- _What the exercise asks_: Copy every record word for word.

- _Working data_:
__________
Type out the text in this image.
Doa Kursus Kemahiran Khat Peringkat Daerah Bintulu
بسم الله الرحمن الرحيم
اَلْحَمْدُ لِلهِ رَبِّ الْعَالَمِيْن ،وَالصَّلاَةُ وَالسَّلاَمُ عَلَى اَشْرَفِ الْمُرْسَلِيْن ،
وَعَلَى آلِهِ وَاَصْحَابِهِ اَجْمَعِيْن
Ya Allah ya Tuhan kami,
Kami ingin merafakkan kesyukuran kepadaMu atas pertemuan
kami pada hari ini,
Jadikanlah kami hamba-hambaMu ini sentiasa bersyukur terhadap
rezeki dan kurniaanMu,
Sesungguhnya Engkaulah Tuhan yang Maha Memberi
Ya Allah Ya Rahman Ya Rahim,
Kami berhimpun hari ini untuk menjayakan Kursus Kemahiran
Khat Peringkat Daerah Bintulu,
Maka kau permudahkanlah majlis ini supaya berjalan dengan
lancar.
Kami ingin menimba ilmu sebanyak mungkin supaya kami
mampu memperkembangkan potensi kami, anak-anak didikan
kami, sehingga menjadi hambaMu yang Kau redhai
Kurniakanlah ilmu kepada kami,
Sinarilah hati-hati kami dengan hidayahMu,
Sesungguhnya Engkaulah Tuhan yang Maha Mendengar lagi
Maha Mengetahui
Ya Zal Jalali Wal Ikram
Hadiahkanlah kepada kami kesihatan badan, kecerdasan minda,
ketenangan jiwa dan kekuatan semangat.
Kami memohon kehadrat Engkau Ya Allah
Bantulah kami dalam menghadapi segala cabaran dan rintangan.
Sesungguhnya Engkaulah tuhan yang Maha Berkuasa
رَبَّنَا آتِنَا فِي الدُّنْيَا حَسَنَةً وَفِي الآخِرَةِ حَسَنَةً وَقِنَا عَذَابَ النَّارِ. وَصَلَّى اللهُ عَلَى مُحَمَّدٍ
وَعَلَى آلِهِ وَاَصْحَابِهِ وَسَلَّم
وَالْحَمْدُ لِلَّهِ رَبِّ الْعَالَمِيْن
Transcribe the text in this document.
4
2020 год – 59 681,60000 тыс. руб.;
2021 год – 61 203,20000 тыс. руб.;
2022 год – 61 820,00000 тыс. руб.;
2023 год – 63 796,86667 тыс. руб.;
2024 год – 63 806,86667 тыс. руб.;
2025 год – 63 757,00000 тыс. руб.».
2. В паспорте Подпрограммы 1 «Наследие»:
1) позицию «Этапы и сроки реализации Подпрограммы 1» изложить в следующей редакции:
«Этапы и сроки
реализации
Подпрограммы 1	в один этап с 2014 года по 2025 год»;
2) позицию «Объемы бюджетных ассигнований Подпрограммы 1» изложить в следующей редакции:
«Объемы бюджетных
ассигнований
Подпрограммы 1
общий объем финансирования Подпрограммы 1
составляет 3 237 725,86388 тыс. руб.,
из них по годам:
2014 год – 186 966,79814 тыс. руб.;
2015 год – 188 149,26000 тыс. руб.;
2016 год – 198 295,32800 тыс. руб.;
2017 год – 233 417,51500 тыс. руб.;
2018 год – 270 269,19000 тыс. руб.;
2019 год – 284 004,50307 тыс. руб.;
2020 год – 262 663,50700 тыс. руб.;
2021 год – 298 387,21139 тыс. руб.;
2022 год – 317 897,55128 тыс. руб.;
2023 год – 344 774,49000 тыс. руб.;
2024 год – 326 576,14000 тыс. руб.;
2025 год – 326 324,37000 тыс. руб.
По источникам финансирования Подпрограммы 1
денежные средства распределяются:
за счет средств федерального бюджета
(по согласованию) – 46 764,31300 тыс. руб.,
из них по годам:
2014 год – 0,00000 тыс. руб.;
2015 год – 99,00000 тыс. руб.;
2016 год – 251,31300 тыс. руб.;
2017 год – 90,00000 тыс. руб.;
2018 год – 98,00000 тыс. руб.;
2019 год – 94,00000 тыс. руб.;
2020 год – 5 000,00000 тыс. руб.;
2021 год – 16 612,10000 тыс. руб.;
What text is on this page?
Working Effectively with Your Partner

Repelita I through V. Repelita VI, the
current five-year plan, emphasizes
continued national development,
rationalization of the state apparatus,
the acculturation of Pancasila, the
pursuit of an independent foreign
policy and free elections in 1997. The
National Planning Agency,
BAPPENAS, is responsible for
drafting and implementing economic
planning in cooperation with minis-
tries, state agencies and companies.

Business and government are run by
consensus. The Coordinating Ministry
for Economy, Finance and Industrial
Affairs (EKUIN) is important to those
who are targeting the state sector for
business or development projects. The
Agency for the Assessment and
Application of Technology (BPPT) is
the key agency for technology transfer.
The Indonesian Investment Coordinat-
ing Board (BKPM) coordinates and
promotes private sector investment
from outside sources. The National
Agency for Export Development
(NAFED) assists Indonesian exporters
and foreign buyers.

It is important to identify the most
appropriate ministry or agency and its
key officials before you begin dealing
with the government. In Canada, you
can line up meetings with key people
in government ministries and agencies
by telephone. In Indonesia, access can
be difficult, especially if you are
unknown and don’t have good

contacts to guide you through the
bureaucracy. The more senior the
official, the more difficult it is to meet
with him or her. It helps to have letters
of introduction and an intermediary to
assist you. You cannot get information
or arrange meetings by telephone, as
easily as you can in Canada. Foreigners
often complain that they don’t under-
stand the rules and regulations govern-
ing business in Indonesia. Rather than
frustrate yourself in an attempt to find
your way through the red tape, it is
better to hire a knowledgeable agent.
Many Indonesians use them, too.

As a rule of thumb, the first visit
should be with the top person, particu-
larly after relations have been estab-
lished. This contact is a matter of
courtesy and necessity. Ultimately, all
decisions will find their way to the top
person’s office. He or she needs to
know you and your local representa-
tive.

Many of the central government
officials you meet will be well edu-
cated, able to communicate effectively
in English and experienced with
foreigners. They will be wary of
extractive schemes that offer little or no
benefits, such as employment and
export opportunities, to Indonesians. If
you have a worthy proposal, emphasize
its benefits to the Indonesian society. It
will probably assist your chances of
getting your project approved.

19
__________
- _Output for this exercise_:
Type out the text in this image.
Doa Kursus Kemahiran Khat Peringkat Daerah Bintulu
بسم الله الرحمن الرحيم
اَلْحَمْدُ لِلهِ رَبِّ الْعَالَمِيْن ،وَالصَّلاَةُ وَالسَّلاَمُ عَلَى اَشْرَفِ الْمُرْسَلِيْن ،
وَعَلَى آلِهِ وَاَصْحَابِهِ اَجْمَعِيْن
Ya Allah ya Tuhan kami,
Kami ingin merafakkan kesyukuran kepadaMu atas pertemuan
kami pada hari ini,
Jadikanlah kami hamba-hambaMu ini sentiasa bersyukur terhadap
rezeki dan kurniaanMu,
Sesungguhnya Engkaulah Tuhan yang Maha Memberi
Ya Allah Ya Rahman Ya Rahim,
Kami berhimpun hari ini untuk menjayakan Kursus Kemahiran
Khat Peringkat Daerah Bintulu,
Maka kau permudahkanlah majlis ini supaya berjalan dengan
lancar.
Kami ingin menimba ilmu sebanyak mungkin supaya kami
mampu memperkembangkan potensi kami, anak-anak didikan
kami, sehingga menjadi hambaMu yang Kau redhai
Kurniakanlah ilmu kepada kami,
Sinarilah hati-hati kami dengan hidayahMu,
Sesungguhnya Engkaulah Tuhan yang Maha Mendengar lagi
Maha Mengetahui
Ya Zal Jalali Wal Ikram
Hadiahkanlah kepada kami kesihatan badan, kecerdasan minda,
ketenangan jiwa dan kekuatan semangat.
Kami memohon kehadrat Engkau Ya Allah
Bantulah kami dalam menghadapi segala cabaran dan rintangan.
Sesungguhnya Engkaulah tuhan yang Maha Berkuasa
رَبَّنَا آتِنَا فِي الدُّنْيَا حَسَنَةً وَفِي الآخِرَةِ حَسَنَةً وَقِنَا عَذَابَ النَّارِ. وَصَلَّى اللهُ عَلَى مُحَمَّدٍ
وَعَلَى آلِهِ وَاَصْحَابِهِ وَسَلَّم
وَالْحَمْدُ لِلَّهِ رَبِّ الْعَالَمِيْن
Transcribe the text in this document.
4
2020 год – 59 681,60000 тыс. руб.;
2021 год – 61 203,20000 тыс. руб.;
2022 год – 61 820,00000 тыс. руб.;
2023 год – 63 796,86667 тыс. руб.;
2024 год – 63 806,86667 тыс. руб.;
2025 год – 63 757,00000 тыс. руб.».
2. В паспорте Подпрограммы 1 «Наследие»:
1) позицию «Этапы и сроки реализации Подпрограммы 1» изложить в следующей редакции:
«Этапы и сроки
реализации
Подпрограммы 1	в один этап с 2014 года по 2025 год»;
2) позицию «Объемы бюджетных ассигнований Подпрограммы 1» изложить в следующей редакции:
«Объемы бюджетных
ассигнований
Подпрограммы 1
общий объем финансирования Подпрограммы 1
составляет 3 237 725,86388 тыс. руб.,
из них по годам:
2014 год – 186 966,79814 тыс. руб.;
2015 год – 188 149,26000 тыс. руб.;
2016 год – 198 295,32800 тыс. руб.;
2017 год – 233 417,51500 тыс. руб.;
2018 год – 270 269,19000 тыс. руб.;
2019 год – 284 004,50307 тыс. руб.;
2020 год – 262 663,50700 тыс. руб.;
2021 год – 298 387,21139 тыс. руб.;
2022 год – 317 897,55128 тыс. руб.;
2023 год – 344 774,49000 тыс. руб.;
2024 год – 326 576,14000 тыс. руб.;
2025 год – 326 324,37000 тыс. руб.
По источникам финансирования Подпрограммы 1
денежные средства распределяются:
за счет средств федерального бюджета
(по согласованию) – 46 764,31300 тыс. руб.,
из них по годам:
2014 год – 0,00000 тыс. руб.;
2015 год – 99,00000 тыс. руб.;
2016 год – 251,31300 тыс. руб.;
2017 год – 90,00000 тыс. руб.;
2018 год – 98,00000 тыс. руб.;
2019 год – 94,00000 тыс. руб.;
2020 год – 5 000,00000 тыс. руб.;
2021 год – 16 612,10000 тыс. руб.;
What text is on this page?
Working Effectively with Your Partner

Repelita I through V. Repelita VI, the
current five-year plan, emphasizes
continued national development,
rationalization of the state apparatus,
the acculturation of Pancasila, the
pursuit of an independent foreign
policy and free elections in 1997. The
National Planning Agency,
BAPPENAS, is responsible for
drafting and implementing economic
planning in cooperation with minis-
tries, state agencies and companies.

Business and government are run by
consensus. The Coordinating Ministry
for Economy, Finance and Industrial
Affairs (EKUIN) is important to those
who are targeting the state sector for
business or development projects. The
Agency for the Assessment and
Application of Technology (BPPT) is
the key agency for technology transfer.
The Indonesian Investment Coordinat-
ing Board (BKPM) coordinates and
promotes private sector investment
from outside sources. The National
Agency for Export Development
(NAFED) assists Indonesian exporters
and foreign buyers.

It is important to identify the most
appropriate ministry or agency and its
key officials before you begin dealing
with the government. In Canada, you
can line up meetings with key people
in government ministries and agencies
by telephone. In Indonesia, access can
be difficult, especially if you are
unknown and don’t have good

contacts to guide you through the
bureaucracy. The more senior the
official, the more difficult it is to meet
with him or her. It helps to have letters
of introduction and an intermediary to
assist you. You cannot get information
or arrange meetings by telephone, as
easily as you can in Canada. Foreigners
often complain that they don’t under-
stand the rules and regulations govern-
ing business in Indonesia. Rather than
frustrate yourself in an attempt to find
your way through the red tape, it is
better to hire a knowledgeable agent.
Many Indonesians use them, too.

As a rule of thumb, the first visit
should be with the top person, particu-
larly after relations have been estab-
lished. This contact is a matter of
courtesy and necessity. Ultimately, all
decisions will find their way to the top
person’s office. He or she needs to
know you and your local representa-
tive.

Many of the central government
officials you meet will be well edu-
cated, able to communicate effectively
in English and experienced with
foreigners. They will be wary of
extractive schemes that offer little or no
benefits, such as employment and
export opportunities, to Indonesians. If
you have a worthy proposal, emphasize
its benefits to the Indonesian society. It
will probably assist your chances of
getting your project approved.

19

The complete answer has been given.